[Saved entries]
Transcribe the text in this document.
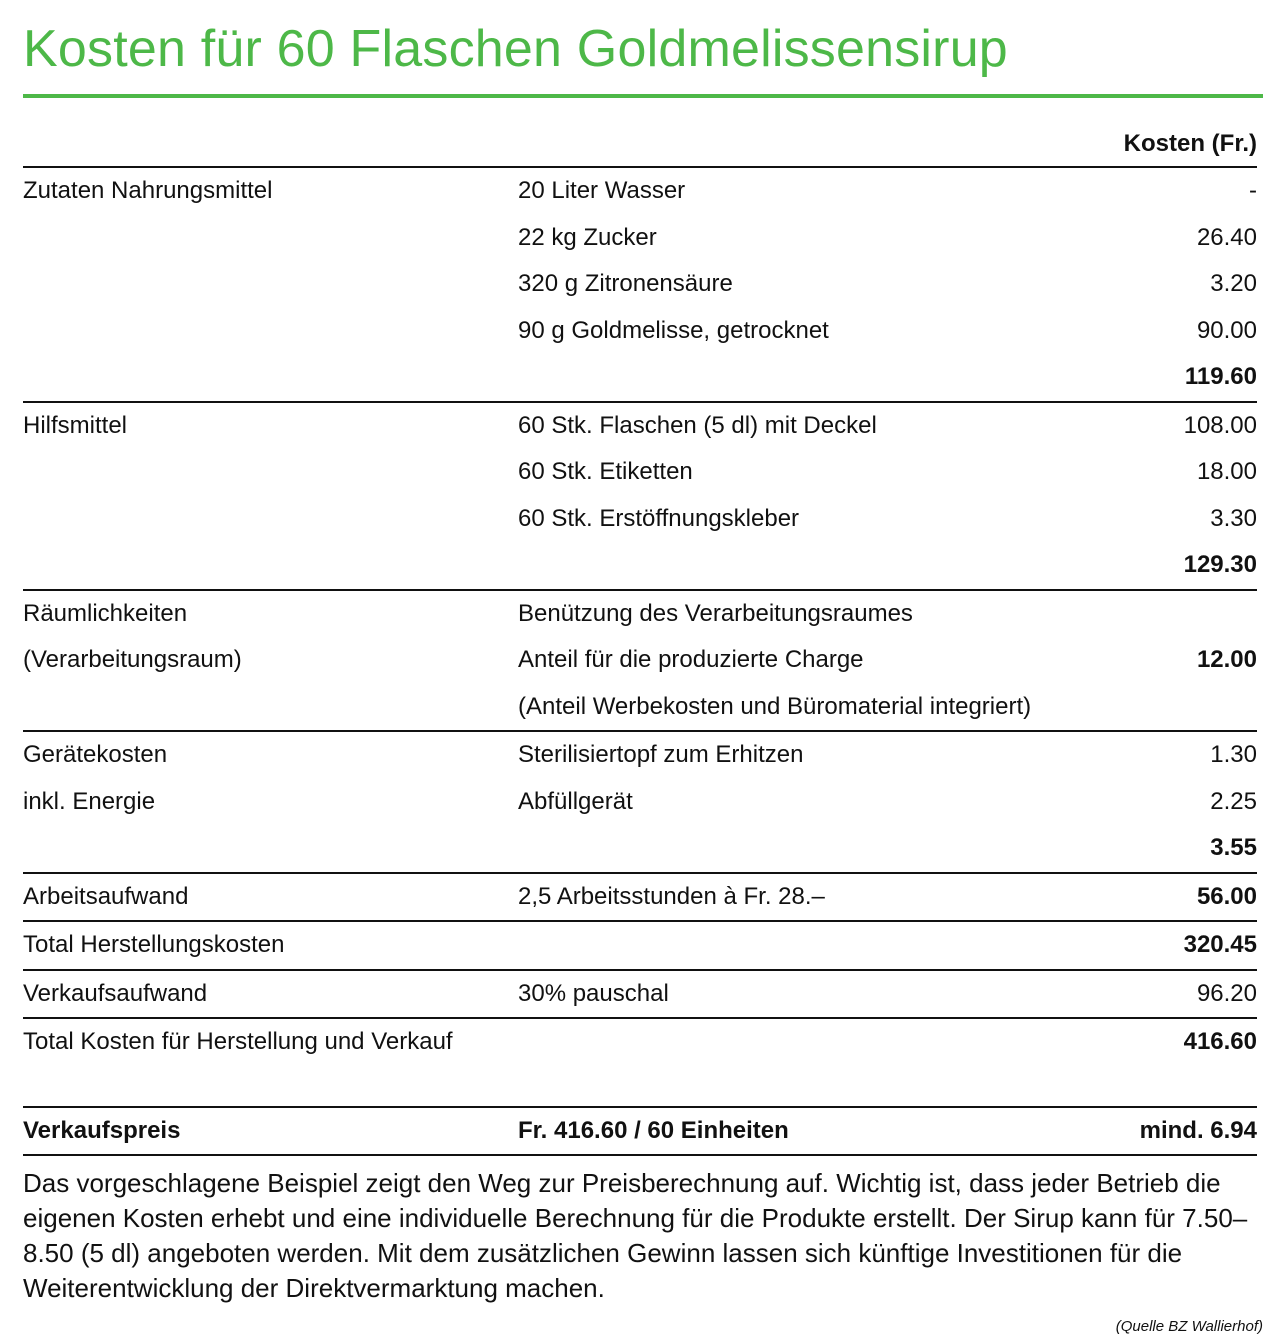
Kosten für 60 Flaschen Goldmelissensirup
		Kosten (Fr.)
Zutaten Nahrungsmittel	20 Liter Wasser	-
	22 kg Zucker	26.40
	320 g Zitronensäure	3.20
	90 g Goldmelisse, getrocknet	90.00
		119.60
Hilfsmittel	60 Stk. Flaschen (5 dl) mit Deckel	108.00
	60 Stk. Etiketten	18.00
	60 Stk. Erstöffnungskleber	3.30
		129.30
Räumlichkeiten	Benützung des Verarbeitungsraumes	
(Verarbeitungsraum)	Anteil für die produzierte Charge	12.00
	(Anteil Werbekosten und Büromaterial integriert)	
Gerätekosten	Sterilisiertopf zum Erhitzen	1.30
inkl. Energie	Abfüllgerät	2.25
		3.55
Arbeitsaufwand	2,5 Arbeitsstunden à Fr. 28.–	56.00
Total Herstellungskosten		320.45
Verkaufsaufwand	30% pauschal	96.20
Total Kosten für Herstellung und Verkauf		416.60

Verkaufspreis	Fr. 416.60 / 60 Einheiten	mind. 6.94
Das vorgeschlagene Beispiel zeigt den Weg zur Preisberechnung auf. Wichtig ist, dass jeder Betrieb die eigenen Kosten erhebt und eine individuelle Berechnung für die Produkte erstellt. Der Sirup kann für 7.50–8.50 (5 dl) angeboten werden. Mit dem zusätzlichen Gewinn lassen sich künftige Investitionen für die Weiterentwicklung der Direktvermarktung machen.
(Quelle BZ Wallierhof)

### Work to do
Each entry gets copied exactly; the pictures stay out.

### Completed exercise
Transcribe the text in this document.
Kosten für 60 Flaschen Goldmelissensirup
		Kosten (Fr.)
Zutaten Nahrungsmittel	20 Liter Wasser	-
	22 kg Zucker	26.40
	320 g Zitronensäure	3.20
	90 g Goldmelisse, getrocknet	90.00
		119.60
Hilfsmittel	60 Stk. Flaschen (5 dl) mit Deckel	108.00
	60 Stk. Etiketten	18.00
	60 Stk. Erstöffnungskleber	3.30
		129.30
Räumlichkeiten	Benützung des Verarbeitungsraumes	
(Verarbeitungsraum)	Anteil für die produzierte Charge	12.00
	(Anteil Werbekosten und Büromaterial integriert)	
Gerätekosten	Sterilisiertopf zum Erhitzen	1.30
inkl. Energie	Abfüllgerät	2.25
		3.55
Arbeitsaufwand	2,5 Arbeitsstunden à Fr. 28.–	56.00
Total Herstellungskosten		320.45
Verkaufsaufwand	30% pauschal	96.20
Total Kosten für Herstellung und Verkauf		416.60

Verkaufspreis	Fr. 416.60 / 60 Einheiten	mind. 6.94
Das vorgeschlagene Beispiel zeigt den Weg zur Preisberechnung auf. Wichtig ist, dass jeder Betrieb die eigenen Kosten erhebt und eine individuelle Berechnung für die Produkte erstellt. Der Sirup kann für 7.50–8.50 (5 dl) angeboten werden. Mit dem zusätzlichen Gewinn lassen sich künftige Investitionen für die Weiterentwicklung der Direktvermarktung machen.
(Quelle BZ Wallierhof)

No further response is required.